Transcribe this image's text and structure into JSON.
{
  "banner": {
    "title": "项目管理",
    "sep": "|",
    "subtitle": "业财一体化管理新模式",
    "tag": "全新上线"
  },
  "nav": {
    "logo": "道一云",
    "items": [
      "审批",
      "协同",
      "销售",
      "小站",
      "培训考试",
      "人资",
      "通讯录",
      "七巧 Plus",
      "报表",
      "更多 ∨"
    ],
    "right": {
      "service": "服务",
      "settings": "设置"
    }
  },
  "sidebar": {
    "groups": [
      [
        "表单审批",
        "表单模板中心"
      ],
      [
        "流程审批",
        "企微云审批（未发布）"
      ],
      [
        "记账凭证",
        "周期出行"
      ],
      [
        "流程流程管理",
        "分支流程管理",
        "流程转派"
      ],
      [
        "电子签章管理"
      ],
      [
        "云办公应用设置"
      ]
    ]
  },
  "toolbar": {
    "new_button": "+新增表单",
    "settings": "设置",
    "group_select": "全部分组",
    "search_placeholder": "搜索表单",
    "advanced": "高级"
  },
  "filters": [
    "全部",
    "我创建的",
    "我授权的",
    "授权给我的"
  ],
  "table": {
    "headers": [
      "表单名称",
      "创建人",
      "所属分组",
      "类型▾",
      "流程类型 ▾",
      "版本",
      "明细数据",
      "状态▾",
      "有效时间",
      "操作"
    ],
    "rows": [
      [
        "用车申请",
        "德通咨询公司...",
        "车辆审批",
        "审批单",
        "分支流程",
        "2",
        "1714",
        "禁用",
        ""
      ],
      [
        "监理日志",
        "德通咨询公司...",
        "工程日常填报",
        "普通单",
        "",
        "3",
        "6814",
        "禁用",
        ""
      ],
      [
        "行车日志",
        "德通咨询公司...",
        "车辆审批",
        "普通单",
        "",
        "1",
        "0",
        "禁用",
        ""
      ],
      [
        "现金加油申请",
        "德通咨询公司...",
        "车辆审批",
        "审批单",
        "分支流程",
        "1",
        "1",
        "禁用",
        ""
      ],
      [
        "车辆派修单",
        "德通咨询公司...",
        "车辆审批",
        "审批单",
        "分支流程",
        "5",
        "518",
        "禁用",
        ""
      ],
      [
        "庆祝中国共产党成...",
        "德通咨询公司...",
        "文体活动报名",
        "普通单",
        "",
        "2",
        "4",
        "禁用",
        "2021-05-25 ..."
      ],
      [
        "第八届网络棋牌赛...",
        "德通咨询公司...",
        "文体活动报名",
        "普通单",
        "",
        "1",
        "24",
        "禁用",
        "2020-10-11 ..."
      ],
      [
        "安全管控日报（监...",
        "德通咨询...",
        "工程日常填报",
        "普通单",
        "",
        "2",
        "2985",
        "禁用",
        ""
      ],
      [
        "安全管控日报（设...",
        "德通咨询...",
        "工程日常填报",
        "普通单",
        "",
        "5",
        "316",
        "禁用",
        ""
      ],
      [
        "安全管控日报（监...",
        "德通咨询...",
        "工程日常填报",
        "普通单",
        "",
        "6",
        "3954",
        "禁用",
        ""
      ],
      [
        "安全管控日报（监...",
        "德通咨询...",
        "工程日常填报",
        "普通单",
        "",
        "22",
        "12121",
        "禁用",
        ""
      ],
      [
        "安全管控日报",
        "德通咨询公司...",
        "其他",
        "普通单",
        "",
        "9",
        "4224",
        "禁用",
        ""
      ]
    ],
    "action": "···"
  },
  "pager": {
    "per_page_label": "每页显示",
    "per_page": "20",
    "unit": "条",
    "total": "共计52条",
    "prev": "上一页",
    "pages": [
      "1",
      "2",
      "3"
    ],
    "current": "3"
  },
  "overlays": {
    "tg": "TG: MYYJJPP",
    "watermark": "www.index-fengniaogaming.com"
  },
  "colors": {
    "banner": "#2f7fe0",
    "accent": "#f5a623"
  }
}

### WHAT YOU HAVE TO DO
Print back all the lines verbatim.

### THE SOLUTION
Transcribe this image's text and structure into JSON.
{
  "banner": {
    "title": "项目管理",
    "sep": "|",
    "subtitle": "业财一体化管理新模式",
    "tag": "全新上线"
  },
  "nav": {
    "logo": "道一云",
    "items": [
      "审批",
      "协同",
      "销售",
      "小站",
      "培训考试",
      "人资",
      "通讯录",
      "七巧 Plus",
      "报表",
      "更多 ∨"
    ],
    "right": {
      "service": "服务",
      "settings": "设置"
    }
  },
  "sidebar": {
    "groups": [
      [
        "表单审批",
        "表单模板中心"
      ],
      [
        "流程审批",
        "企微云审批（未发布）"
      ],
      [
        "记账凭证",
        "周期出行"
      ],
      [
        "流程流程管理",
        "分支流程管理",
        "流程转派"
      ],
      [
        "电子签章管理"
      ],
      [
        "云办公应用设置"
      ]
    ]
  },
  "toolbar": {
    "new_button": "+新增表单",
    "settings": "设置",
    "group_select": "全部分组",
    "search_placeholder": "搜索表单",
    "advanced": "高级"
  },
  "filters": [
    "全部",
    "我创建的",
    "我授权的",
    "授权给我的"
  ],
  "table": {
    "headers": [
      "表单名称",
      "创建人",
      "所属分组",
      "类型▾",
      "流程类型 ▾",
      "版本",
      "明细数据",
      "状态▾",
      "有效时间",
      "操作"
    ],
    "rows": [
      [
        "用车申请",
        "德通咨询公司...",
        "车辆审批",
        "审批单",
        "分支流程",
        "2",
        "1714",
        "禁用",
        ""
      ],
      [
        "监理日志",
        "德通咨询公司...",
        "工程日常填报",
        "普通单",
        "",
        "3",
        "6814",
        "禁用",
        ""
      ],
      [
        "行车日志",
        "德通咨询公司...",
        "车辆审批",
        "普通单",
        "",
        "1",
        "0",
        "禁用",
        ""
      ],
      [
        "现金加油申请",
        "德通咨询公司...",
        "车辆审批",
        "审批单",
        "分支流程",
        "1",
        "1",
        "禁用",
        ""
      ],
      [
        "车辆派修单",
        "德通咨询公司...",
        "车辆审批",
        "审批单",
        "分支流程",
        "5",
        "518",
        "禁用",
        ""
      ],
      [
        "庆祝中国共产党成...",
        "德通咨询公司...",
        "文体活动报名",
        "普通单",
        "",
        "2",
        "4",
        "禁用",
        "2021-05-25 ..."
      ],
      [
        "第八届网络棋牌赛...",
        "德通咨询公司...",
        "文体活动报名",
        "普通单",
        "",
        "1",
        "24",
        "禁用",
        "2020-10-11 ..."
      ],
      [
        "安全管控日报（监...",
        "德通咨询...",
        "工程日常填报",
        "普通单",
        "",
        "2",
        "2985",
        "禁用",
        ""
      ],
      [
        "安全管控日报（设...",
        "德通咨询...",
        "工程日常填报",
        "普通单",
        "",
        "5",
        "316",
        "禁用",
        ""
      ],
      [
        "安全管控日报（监...",
        "德通咨询...",
        "工程日常填报",
        "普通单",
        "",
        "6",
        "3954",
        "禁用",
        ""
      ],
      [
        "安全管控日报（监...",
        "德通咨询...",
        "工程日常填报",
        "普通单",
        "",
        "22",
        "12121",
        "禁用",
        ""
      ],
      [
        "安全管控日报",
        "德通咨询公司...",
        "其他",
        "普通单",
        "",
        "9",
        "4224",
        "禁用",
        ""
      ]
    ],
    "action": "···"
  },
  "pager": {
    "per_page_label": "每页显示",
    "per_page": "20",
    "unit": "条",
    "total": "共计52条",
    "prev": "上一页",
    "pages": [
      "1",
      "2",
      "3"
    ],
    "current": "3"
  },
  "overlays": {
    "tg": "TG: MYYJJPP",
    "watermark": "www.index-fengniaogaming.com"
  },
  "colors": {
    "banner": "#2f7fe0",
    "accent": "#f5a623"
  }
}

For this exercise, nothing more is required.